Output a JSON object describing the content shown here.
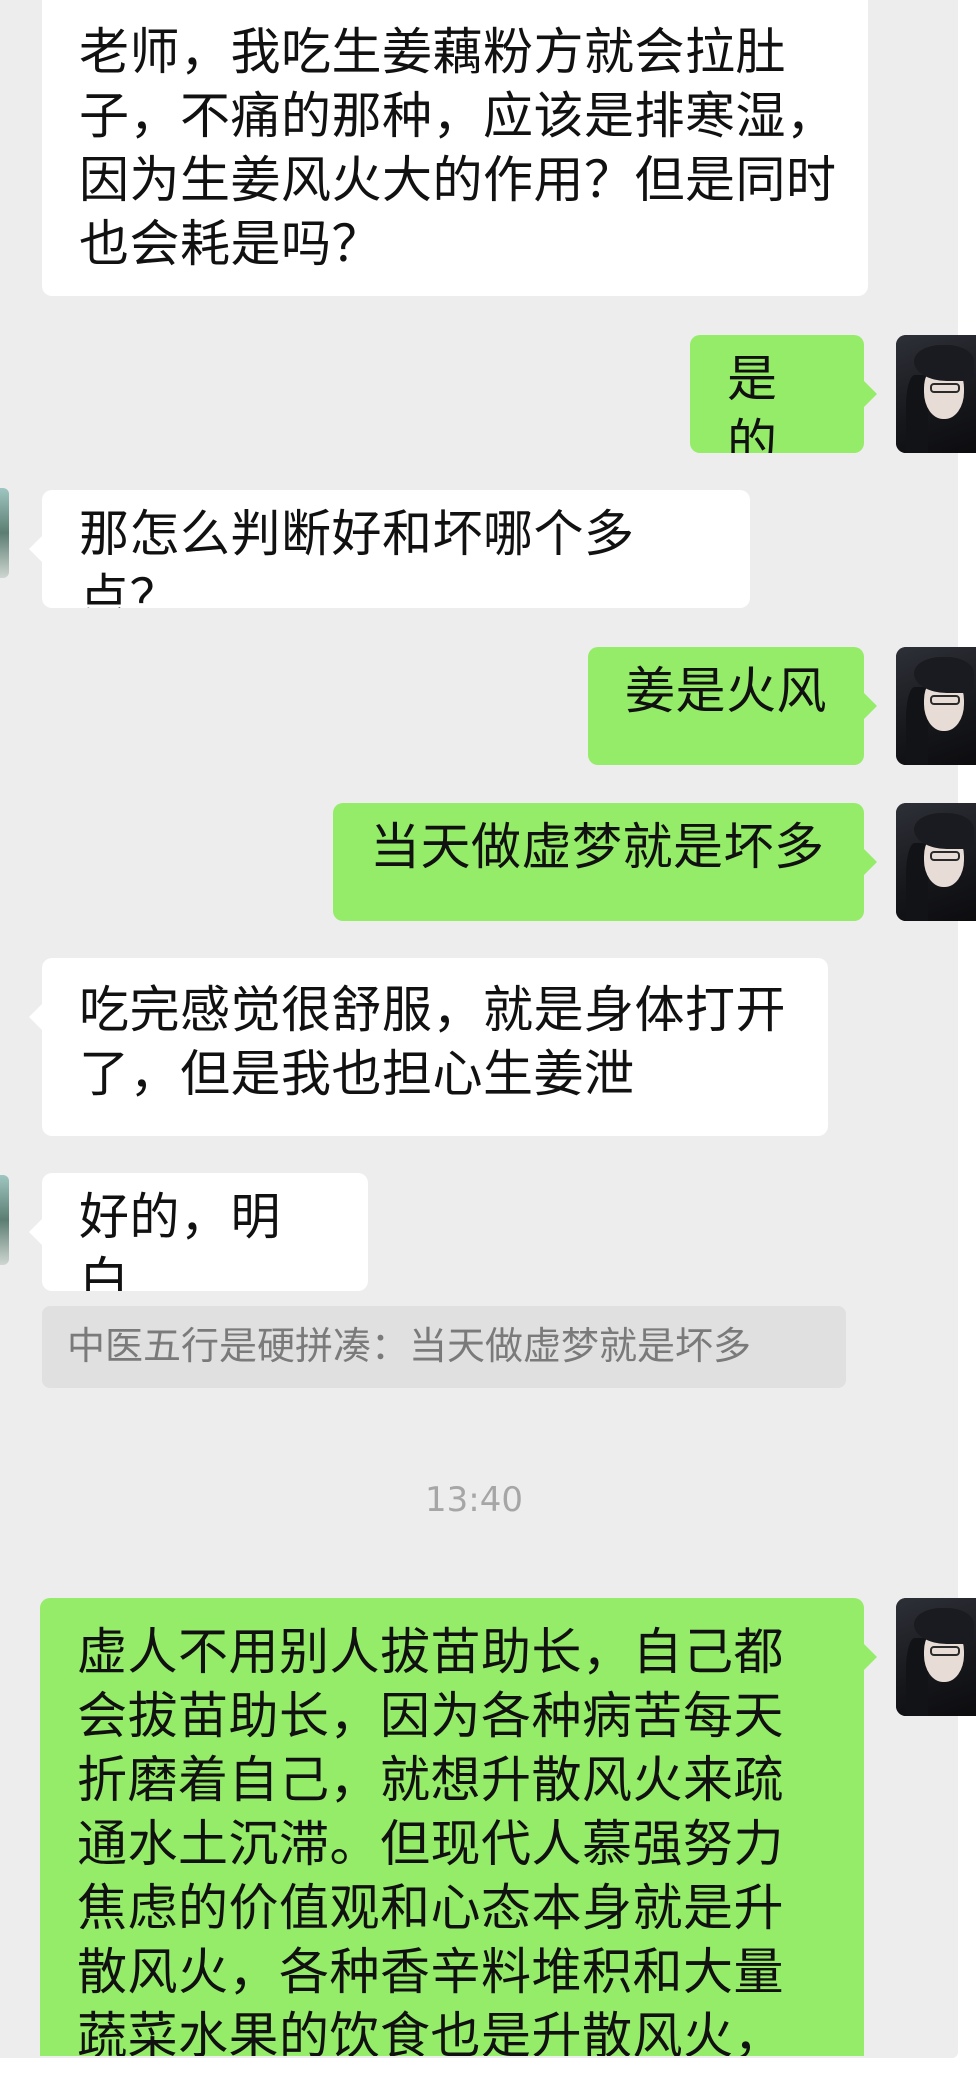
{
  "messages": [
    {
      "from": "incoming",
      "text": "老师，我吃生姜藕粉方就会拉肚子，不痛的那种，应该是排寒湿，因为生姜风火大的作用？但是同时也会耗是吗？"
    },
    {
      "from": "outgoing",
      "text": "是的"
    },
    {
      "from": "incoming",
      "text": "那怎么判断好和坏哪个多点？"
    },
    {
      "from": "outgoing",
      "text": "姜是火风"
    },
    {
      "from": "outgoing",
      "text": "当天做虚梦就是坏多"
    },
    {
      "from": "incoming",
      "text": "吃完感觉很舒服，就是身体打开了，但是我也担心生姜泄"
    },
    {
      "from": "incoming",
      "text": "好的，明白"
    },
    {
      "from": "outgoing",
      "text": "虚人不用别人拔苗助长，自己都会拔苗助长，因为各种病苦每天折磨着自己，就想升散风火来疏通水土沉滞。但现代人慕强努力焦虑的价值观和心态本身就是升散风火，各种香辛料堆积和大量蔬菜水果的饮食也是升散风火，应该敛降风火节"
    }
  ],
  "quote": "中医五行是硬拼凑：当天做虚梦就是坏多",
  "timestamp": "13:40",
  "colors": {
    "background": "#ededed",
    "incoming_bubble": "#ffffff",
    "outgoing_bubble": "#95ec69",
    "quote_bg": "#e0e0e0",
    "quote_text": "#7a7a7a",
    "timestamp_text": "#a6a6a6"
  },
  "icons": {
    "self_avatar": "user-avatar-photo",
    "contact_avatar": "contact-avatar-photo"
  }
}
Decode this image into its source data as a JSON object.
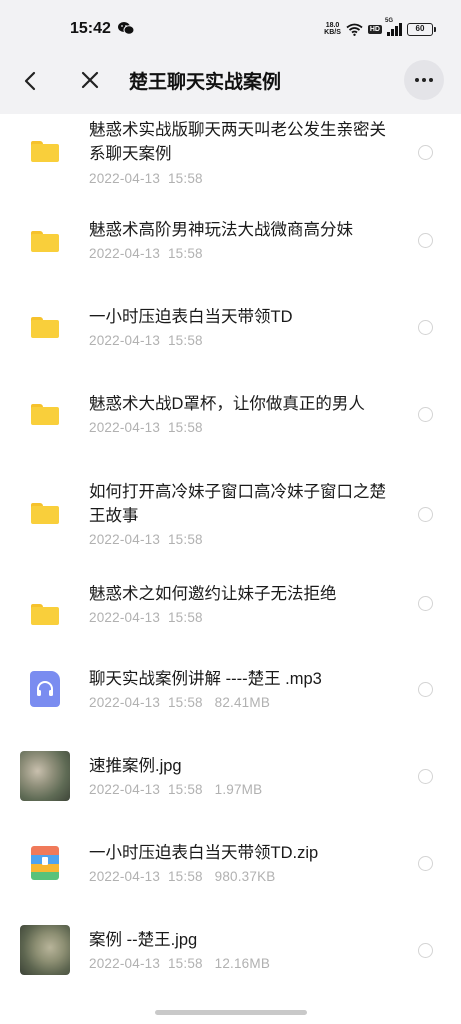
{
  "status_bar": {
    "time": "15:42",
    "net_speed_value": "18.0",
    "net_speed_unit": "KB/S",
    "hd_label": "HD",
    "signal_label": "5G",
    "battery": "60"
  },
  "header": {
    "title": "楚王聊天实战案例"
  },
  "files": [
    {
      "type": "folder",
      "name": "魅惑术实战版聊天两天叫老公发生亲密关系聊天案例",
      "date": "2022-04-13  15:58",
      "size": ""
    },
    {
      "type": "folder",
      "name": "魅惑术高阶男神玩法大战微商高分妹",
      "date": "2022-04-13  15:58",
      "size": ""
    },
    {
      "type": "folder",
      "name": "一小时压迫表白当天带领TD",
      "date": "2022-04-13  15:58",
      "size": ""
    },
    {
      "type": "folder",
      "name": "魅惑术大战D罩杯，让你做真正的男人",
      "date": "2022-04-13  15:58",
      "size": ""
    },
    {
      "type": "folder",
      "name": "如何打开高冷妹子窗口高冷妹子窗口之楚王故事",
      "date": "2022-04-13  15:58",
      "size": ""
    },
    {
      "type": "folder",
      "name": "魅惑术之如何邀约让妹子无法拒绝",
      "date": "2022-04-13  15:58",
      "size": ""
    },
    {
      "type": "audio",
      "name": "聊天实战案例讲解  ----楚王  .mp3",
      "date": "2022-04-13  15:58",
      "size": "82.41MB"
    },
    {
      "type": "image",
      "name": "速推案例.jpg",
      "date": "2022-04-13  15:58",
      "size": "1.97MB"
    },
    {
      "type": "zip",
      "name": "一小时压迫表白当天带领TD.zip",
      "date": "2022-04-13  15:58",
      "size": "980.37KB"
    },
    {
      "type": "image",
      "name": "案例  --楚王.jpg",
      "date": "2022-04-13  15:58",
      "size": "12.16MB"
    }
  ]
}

**What to produce**
Each record above should come back exactly the same, only without its pictures.

**Solution to this task**
Output a JSON object describing the content shown here.
{
  "messages": [
    {
      "from": "incoming",
      "text": "老师，我吃生姜藕粉方就会拉肚子，不痛的那种，应该是排寒湿，因为生姜风火大的作用？但是同时也会耗是吗？"
    },
    {
      "from": "outgoing",
      "text": "是的"
    },
    {
      "from": "incoming",
      "text": "那怎么判断好和坏哪个多点？"
    },
    {
      "from": "outgoing",
      "text": "姜是火风"
    },
    {
      "from": "outgoing",
      "text": "当天做虚梦就是坏多"
    },
    {
      "from": "incoming",
      "text": "吃完感觉很舒服，就是身体打开了，但是我也担心生姜泄"
    },
    {
      "from": "incoming",
      "text": "好的，明白"
    },
    {
      "from": "outgoing",
      "text": "虚人不用别人拔苗助长，自己都会拔苗助长，因为各种病苦每天折磨着自己，就想升散风火来疏通水土沉滞。但现代人慕强努力焦虑的价值观和心态本身就是升散风火，各种香辛料堆积和大量蔬菜水果的饮食也是升散风火，应该敛降风火节"
    }
  ],
  "quote": "中医五行是硬拼凑：当天做虚梦就是坏多",
  "timestamp": "13:40",
  "colors": {
    "background": "#ededed",
    "incoming_bubble": "#ffffff",
    "outgoing_bubble": "#95ec69",
    "quote_bg": "#e0e0e0",
    "quote_text": "#7a7a7a",
    "timestamp_text": "#a6a6a6"
  },
  "icons": {
    "self_avatar": "user-avatar-photo",
    "contact_avatar": "contact-avatar-photo"
  }
}
Decode this image into its source data as a JSON object.
{
  "status_bar": {
    "time": "15:42",
    "net_speed_value": "18.0",
    "net_speed_unit": "KB/S",
    "hd_label": "HD",
    "signal_label": "5G",
    "battery": "60"
  },
  "header": {
    "title": "楚王聊天实战案例"
  },
  "files": [
    {
      "type": "folder",
      "name": "魅惑术实战版聊天两天叫老公发生亲密关系聊天案例",
      "date": "2022-04-13  15:58",
      "size": ""
    },
    {
      "type": "folder",
      "name": "魅惑术高阶男神玩法大战微商高分妹",
      "date": "2022-04-13  15:58",
      "size": ""
    },
    {
      "type": "folder",
      "name": "一小时压迫表白当天带领TD",
      "date": "2022-04-13  15:58",
      "size": ""
    },
    {
      "type": "folder",
      "name": "魅惑术大战D罩杯，让你做真正的男人",
      "date": "2022-04-13  15:58",
      "size": ""
    },
    {
      "type": "folder",
      "name": "如何打开高冷妹子窗口高冷妹子窗口之楚王故事",
      "date": "2022-04-13  15:58",
      "size": ""
    },
    {
      "type": "folder",
      "name": "魅惑术之如何邀约让妹子无法拒绝",
      "date": "2022-04-13  15:58",
      "size": ""
    },
    {
      "type": "audio",
      "name": "聊天实战案例讲解  ----楚王  .mp3",
      "date": "2022-04-13  15:58",
      "size": "82.41MB"
    },
    {
      "type": "image",
      "name": "速推案例.jpg",
      "date": "2022-04-13  15:58",
      "size": "1.97MB"
    },
    {
      "type": "zip",
      "name": "一小时压迫表白当天带领TD.zip",
      "date": "2022-04-13  15:58",
      "size": "980.37KB"
    },
    {
      "type": "image",
      "name": "案例  --楚王.jpg",
      "date": "2022-04-13  15:58",
      "size": "12.16MB"
    }
  ]
}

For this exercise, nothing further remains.